⟨

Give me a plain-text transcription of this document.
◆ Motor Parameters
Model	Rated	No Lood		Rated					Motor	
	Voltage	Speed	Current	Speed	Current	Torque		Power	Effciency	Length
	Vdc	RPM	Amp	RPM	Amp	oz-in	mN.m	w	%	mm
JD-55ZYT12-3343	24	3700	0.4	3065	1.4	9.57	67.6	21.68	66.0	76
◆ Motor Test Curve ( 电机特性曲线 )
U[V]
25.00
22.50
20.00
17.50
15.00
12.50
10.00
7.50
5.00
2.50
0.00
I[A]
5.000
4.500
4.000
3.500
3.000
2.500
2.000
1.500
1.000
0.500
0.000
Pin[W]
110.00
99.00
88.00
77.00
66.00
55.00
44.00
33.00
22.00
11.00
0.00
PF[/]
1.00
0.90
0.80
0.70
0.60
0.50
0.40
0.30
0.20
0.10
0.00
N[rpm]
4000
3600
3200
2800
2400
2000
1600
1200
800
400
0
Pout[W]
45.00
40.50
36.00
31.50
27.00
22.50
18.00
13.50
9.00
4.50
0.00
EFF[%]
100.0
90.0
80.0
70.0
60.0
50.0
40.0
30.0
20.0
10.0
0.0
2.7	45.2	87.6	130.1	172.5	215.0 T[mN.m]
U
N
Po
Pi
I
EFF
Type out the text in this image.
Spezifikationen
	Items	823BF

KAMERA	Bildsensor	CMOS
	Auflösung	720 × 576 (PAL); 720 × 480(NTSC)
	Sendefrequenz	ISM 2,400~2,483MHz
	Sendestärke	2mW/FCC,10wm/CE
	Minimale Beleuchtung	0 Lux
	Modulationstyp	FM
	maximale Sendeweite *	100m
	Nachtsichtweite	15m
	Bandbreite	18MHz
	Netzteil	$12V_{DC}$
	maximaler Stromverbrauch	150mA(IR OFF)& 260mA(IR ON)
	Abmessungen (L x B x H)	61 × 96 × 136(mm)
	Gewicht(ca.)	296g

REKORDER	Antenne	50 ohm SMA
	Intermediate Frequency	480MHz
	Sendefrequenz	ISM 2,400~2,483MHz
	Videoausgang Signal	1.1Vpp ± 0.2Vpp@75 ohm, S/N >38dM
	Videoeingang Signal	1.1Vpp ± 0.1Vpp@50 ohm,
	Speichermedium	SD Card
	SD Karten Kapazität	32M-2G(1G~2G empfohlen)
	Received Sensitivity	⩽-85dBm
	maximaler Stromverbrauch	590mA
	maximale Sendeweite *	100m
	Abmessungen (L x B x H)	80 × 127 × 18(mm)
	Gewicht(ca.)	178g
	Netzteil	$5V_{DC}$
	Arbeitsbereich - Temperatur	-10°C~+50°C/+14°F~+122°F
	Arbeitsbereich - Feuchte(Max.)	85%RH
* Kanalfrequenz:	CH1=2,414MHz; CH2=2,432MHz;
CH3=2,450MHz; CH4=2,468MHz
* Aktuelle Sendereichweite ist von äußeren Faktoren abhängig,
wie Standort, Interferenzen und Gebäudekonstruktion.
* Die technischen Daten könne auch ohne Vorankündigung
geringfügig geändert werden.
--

⟩

Written instruction:
Copy whichever lines in the listing above contain the word "Motor".

Written answer:
◆ Motor Parameters
Model	Rated	No Lood		Rated					Motor	
◆ Motor Test Curve ( 电机特性曲线 )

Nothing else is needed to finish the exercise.